* Begin Provided records *

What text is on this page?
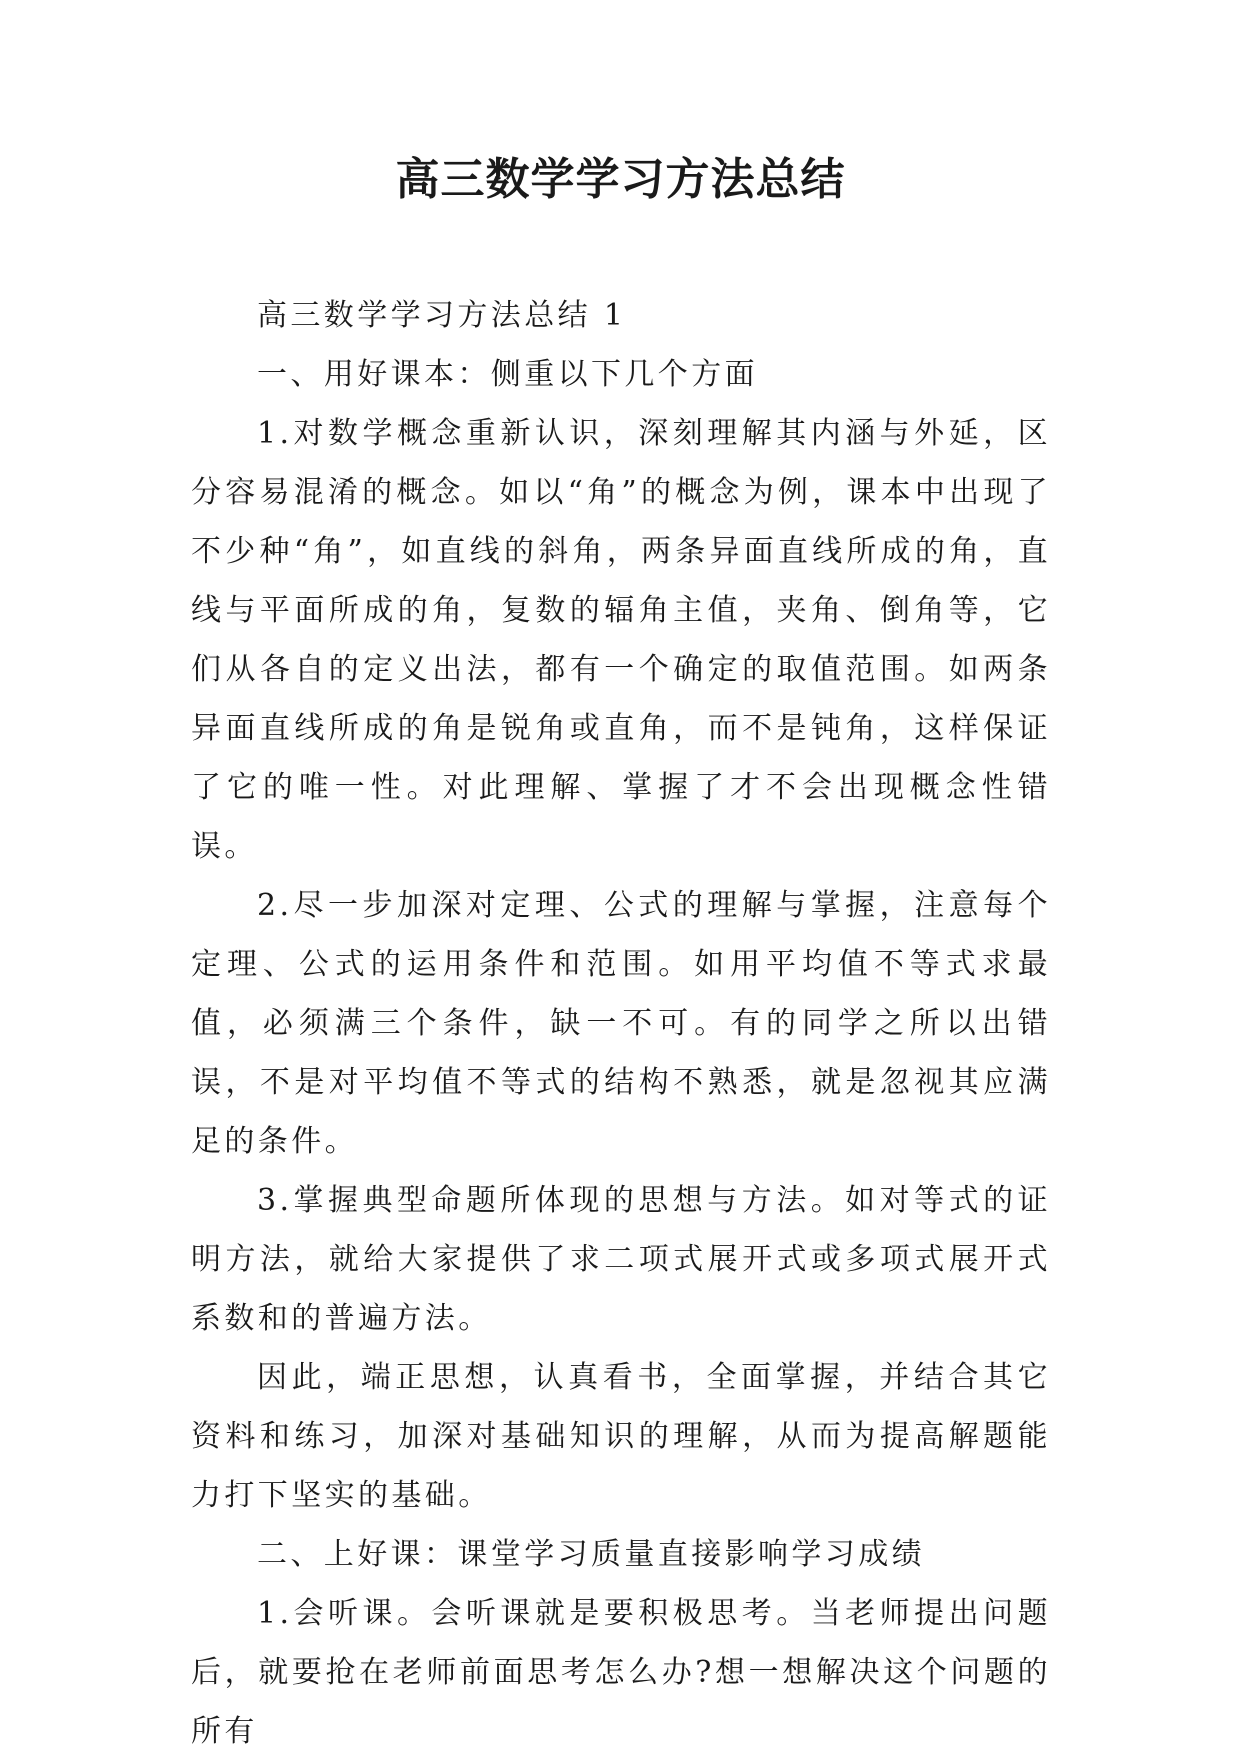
高三数学学习方法总结

高三数学学习方法总结 1

一、用好课本：侧重以下几个方面

1.对数学概念重新认识，深刻理解其内涵与外延，区分容易混淆的概念。如以“角”的概念为例，课本中出现了不少种“角”，如直线的斜角，两条异面直线所成的角，直线与平面所成的角，复数的辐角主值，夹角、倒角等，它们从各自的定义出法，都有一个确定的取值范围。如两条异面直线所成的角是锐角或直角，而不是钝角，这样保证了它的唯一性。对此理解、掌握了才不会出现概念性错误。

2.尽一步加深对定理、公式的理解与掌握，注意每个定理、公式的运用条件和范围。如用平均值不等式求最值，必须满三个条件，缺一不可。有的同学之所以出错误，不是对平均值不等式的结构不熟悉，就是忽视其应满足的条件。

3.掌握典型命题所体现的思想与方法。如对等式的证明方法，就给大家提供了求二项式展开式或多项式展开式系数和的普遍方法。

因此，端正思想，认真看书，全面掌握，并结合其它资料和练习，加深对基础知识的理解，从而为提高解题能力打下坚实的基础。

二、上好课：课堂学习质量直接影响学习成绩

1.会听课。会听课就是要积极思考。当老师提出问题后，就要抢在老师前面思考怎么办?想一想解决这个问题的所有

* End Provided records *

◆ Problem to solve: Repeat the records word for word. Any picture in them should be left out.

◆ Task answer:
What text is on this page?
高三数学学习方法总结

高三数学学习方法总结 1

一、用好课本：侧重以下几个方面

1.对数学概念重新认识，深刻理解其内涵与外延，区分容易混淆的概念。如以“角”的概念为例，课本中出现了不少种“角”，如直线的斜角，两条异面直线所成的角，直线与平面所成的角，复数的辐角主值，夹角、倒角等，它们从各自的定义出法，都有一个确定的取值范围。如两条异面直线所成的角是锐角或直角，而不是钝角，这样保证了它的唯一性。对此理解、掌握了才不会出现概念性错误。

2.尽一步加深对定理、公式的理解与掌握，注意每个定理、公式的运用条件和范围。如用平均值不等式求最值，必须满三个条件，缺一不可。有的同学之所以出错误，不是对平均值不等式的结构不熟悉，就是忽视其应满足的条件。

3.掌握典型命题所体现的思想与方法。如对等式的证明方法，就给大家提供了求二项式展开式或多项式展开式系数和的普遍方法。

因此，端正思想，认真看书，全面掌握，并结合其它资料和练习，加深对基础知识的理解，从而为提高解题能力打下坚实的基础。

二、上好课：课堂学习质量直接影响学习成绩

1.会听课。会听课就是要积极思考。当老师提出问题后，就要抢在老师前面思考怎么办?想一想解决这个问题的所有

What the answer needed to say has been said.